____ WORKING DATA
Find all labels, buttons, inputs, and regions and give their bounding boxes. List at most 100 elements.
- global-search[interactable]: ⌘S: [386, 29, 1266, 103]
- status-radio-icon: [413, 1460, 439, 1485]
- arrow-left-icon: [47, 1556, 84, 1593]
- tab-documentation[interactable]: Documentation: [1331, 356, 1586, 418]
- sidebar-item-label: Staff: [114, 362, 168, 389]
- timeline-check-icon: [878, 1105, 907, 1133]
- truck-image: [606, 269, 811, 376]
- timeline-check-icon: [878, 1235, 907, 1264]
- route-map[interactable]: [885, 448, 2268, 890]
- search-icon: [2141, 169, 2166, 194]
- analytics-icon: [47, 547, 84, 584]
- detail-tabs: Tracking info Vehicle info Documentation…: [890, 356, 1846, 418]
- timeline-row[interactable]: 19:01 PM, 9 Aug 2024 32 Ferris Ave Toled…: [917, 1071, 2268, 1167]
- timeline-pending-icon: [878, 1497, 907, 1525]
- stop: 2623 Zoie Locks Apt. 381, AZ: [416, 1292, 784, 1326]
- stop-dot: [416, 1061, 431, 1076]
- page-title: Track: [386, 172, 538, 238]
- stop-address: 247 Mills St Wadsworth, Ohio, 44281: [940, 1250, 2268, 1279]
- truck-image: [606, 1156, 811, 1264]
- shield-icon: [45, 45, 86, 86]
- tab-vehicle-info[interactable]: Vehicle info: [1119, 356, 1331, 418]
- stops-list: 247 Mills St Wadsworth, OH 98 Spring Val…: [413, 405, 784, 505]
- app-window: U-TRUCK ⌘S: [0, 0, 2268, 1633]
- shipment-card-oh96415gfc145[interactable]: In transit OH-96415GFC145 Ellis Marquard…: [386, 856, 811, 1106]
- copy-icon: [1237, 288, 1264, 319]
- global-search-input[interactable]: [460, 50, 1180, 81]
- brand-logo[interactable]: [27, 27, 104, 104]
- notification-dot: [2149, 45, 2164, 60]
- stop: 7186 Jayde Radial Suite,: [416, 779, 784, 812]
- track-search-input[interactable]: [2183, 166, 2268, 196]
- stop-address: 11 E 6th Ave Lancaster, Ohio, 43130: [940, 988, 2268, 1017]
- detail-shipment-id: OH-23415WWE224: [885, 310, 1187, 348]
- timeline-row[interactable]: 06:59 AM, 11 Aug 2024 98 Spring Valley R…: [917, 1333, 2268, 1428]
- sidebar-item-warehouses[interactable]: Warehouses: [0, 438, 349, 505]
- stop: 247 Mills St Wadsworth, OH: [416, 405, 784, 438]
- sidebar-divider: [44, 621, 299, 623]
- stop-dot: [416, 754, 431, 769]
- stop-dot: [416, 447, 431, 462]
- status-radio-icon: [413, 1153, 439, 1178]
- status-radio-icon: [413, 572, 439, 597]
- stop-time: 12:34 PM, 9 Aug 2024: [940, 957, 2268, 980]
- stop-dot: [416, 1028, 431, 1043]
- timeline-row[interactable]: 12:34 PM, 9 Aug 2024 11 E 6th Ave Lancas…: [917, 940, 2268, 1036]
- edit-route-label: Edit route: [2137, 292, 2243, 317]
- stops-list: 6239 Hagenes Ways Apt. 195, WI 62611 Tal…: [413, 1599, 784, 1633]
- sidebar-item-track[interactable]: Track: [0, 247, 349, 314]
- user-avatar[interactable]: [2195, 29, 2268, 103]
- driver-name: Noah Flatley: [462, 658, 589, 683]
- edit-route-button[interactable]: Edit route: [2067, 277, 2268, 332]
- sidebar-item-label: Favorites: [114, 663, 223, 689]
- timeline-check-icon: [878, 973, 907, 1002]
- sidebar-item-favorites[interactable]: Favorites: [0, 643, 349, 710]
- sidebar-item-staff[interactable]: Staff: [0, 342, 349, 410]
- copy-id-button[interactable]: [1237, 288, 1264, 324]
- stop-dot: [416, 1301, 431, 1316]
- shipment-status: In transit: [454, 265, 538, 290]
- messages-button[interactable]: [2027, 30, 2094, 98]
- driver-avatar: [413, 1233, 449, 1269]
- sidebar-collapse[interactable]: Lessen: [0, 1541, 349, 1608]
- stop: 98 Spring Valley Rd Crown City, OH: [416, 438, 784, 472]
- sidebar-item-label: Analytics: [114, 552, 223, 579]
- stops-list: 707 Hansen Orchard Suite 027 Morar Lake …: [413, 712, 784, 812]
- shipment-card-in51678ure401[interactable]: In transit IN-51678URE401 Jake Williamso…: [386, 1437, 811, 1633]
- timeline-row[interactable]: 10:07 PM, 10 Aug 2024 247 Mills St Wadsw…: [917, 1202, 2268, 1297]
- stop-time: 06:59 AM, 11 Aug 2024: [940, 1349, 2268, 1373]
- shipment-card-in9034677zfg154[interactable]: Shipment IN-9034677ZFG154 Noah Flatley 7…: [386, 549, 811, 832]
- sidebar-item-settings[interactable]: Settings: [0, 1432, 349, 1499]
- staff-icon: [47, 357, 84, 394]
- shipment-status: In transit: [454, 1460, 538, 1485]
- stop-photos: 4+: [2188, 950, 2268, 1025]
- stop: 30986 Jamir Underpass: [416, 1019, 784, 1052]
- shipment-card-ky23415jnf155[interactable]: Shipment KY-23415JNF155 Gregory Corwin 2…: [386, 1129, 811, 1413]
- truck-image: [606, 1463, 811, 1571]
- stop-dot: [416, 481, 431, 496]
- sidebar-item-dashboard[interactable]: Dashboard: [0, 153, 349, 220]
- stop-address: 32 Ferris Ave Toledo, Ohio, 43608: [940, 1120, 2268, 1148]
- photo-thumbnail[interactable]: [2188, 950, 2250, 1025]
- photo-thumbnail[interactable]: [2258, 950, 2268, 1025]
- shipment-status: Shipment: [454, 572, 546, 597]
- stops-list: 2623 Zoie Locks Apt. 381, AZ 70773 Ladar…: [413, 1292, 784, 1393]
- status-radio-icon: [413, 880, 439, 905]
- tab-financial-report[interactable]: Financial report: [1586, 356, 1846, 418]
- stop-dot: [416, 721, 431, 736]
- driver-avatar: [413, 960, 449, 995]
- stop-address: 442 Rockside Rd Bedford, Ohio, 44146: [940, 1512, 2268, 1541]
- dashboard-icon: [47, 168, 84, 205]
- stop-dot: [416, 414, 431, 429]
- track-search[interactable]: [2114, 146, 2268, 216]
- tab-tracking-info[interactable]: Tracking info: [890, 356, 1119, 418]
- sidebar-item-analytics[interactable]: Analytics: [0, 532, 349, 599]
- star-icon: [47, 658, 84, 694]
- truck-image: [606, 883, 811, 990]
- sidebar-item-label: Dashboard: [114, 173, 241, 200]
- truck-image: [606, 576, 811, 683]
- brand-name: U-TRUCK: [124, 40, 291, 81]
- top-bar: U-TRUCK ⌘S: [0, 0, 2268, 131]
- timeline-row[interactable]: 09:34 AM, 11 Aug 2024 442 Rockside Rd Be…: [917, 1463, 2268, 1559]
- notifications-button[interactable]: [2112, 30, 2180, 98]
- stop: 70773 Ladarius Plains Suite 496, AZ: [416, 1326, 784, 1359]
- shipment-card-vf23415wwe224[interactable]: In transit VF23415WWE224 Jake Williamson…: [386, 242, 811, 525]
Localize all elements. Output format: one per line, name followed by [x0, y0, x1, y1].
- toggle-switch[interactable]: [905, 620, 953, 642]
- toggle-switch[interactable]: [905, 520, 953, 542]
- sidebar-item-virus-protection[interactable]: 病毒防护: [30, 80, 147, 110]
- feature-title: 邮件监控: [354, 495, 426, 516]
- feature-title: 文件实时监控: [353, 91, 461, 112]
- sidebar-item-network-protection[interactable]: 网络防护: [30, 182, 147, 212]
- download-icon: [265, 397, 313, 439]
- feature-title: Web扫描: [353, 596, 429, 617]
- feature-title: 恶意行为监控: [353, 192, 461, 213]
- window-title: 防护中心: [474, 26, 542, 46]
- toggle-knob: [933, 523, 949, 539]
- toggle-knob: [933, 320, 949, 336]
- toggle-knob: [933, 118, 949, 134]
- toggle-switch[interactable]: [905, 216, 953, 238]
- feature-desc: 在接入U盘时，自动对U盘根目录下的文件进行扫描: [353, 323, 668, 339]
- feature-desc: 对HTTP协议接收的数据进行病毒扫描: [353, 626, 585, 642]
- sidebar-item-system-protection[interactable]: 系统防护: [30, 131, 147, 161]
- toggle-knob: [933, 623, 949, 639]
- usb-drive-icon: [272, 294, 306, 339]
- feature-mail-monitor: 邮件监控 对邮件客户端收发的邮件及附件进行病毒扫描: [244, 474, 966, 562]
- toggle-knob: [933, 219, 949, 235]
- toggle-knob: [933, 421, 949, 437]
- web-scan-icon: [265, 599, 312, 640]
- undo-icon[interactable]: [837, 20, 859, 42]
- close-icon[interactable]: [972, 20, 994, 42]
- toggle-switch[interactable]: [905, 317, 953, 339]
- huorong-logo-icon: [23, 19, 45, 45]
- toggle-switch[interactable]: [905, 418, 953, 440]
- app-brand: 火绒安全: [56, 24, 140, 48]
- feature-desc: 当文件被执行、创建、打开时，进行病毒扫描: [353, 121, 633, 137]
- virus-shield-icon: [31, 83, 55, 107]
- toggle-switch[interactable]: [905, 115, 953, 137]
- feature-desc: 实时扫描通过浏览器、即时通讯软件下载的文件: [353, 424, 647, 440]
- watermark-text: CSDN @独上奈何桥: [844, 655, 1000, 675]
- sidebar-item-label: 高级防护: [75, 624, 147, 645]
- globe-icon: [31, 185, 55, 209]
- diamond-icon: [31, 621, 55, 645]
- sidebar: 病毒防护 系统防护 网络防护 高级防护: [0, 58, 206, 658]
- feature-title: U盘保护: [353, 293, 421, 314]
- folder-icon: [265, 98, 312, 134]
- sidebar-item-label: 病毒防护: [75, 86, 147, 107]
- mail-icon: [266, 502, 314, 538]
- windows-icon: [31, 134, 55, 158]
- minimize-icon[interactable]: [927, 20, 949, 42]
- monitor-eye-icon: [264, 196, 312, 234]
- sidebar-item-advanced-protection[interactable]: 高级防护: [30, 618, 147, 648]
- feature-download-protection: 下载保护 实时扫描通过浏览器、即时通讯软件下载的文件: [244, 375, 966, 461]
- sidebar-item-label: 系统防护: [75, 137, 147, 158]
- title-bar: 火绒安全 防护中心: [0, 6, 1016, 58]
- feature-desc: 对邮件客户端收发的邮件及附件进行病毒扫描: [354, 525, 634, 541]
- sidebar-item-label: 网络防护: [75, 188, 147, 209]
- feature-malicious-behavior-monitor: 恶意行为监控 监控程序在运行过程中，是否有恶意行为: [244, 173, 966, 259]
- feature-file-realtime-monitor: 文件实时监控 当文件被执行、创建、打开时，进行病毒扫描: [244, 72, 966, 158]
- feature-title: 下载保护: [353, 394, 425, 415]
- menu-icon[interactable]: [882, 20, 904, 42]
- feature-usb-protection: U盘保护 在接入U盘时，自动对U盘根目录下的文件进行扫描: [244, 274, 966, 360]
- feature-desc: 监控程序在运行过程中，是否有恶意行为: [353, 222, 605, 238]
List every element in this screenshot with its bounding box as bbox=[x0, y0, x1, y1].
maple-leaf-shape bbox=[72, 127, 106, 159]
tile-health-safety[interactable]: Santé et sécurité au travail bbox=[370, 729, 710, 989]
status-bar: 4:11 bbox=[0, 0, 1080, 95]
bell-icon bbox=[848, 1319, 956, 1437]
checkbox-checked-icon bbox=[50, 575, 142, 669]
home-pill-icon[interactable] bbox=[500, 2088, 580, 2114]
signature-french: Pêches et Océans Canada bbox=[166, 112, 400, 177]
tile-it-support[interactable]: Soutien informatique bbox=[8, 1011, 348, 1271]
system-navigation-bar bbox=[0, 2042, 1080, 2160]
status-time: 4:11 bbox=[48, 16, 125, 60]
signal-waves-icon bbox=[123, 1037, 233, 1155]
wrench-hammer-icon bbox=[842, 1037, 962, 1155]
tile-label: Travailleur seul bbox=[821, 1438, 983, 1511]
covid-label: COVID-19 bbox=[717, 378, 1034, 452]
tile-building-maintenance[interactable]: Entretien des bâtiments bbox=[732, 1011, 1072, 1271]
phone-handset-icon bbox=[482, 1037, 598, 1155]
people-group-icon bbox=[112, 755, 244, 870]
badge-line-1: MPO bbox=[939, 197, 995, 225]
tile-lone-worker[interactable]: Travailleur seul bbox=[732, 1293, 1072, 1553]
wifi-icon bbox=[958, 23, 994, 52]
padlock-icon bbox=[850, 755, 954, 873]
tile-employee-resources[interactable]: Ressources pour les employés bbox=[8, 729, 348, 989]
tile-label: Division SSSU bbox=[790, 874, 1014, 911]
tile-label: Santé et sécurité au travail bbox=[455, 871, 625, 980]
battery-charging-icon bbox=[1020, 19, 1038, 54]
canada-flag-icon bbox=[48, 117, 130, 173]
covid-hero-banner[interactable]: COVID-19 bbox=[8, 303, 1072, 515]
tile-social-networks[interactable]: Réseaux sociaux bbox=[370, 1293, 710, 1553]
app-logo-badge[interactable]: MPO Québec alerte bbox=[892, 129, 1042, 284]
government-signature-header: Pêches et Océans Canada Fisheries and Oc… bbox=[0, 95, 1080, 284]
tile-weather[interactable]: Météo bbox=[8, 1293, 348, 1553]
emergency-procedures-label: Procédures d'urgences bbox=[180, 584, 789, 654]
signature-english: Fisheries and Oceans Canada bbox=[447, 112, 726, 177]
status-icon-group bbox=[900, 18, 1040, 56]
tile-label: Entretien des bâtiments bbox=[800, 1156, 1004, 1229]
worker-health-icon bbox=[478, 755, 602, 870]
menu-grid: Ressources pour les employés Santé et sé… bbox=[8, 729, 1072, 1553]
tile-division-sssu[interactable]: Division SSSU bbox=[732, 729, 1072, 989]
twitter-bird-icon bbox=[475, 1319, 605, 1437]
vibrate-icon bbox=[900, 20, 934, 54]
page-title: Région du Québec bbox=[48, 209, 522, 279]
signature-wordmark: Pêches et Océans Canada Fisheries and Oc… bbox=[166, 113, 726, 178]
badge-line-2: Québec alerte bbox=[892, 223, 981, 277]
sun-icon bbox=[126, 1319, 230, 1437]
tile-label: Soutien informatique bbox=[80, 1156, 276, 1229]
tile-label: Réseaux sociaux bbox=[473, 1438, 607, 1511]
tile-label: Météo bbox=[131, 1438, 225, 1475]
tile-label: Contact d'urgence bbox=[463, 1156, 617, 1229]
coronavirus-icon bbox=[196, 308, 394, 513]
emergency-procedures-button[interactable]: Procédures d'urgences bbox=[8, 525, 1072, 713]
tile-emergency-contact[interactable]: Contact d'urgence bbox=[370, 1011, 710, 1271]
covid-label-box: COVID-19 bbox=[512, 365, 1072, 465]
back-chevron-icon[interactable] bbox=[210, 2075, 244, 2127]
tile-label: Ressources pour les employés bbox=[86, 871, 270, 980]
________
EXERCISE DESCRIPTION – In the entries above, copy each line that contains the string "Rockside".

ANSWER TO THIS EXERCISE –
- stop-address: 442 Rockside Rd Bedford, Ohio, 44146: [940, 1512, 2268, 1541]
- timeline-row[interactable]: 09:34 AM, 11 Aug 2024 442 Rockside Rd Be…: [917, 1463, 2268, 1559]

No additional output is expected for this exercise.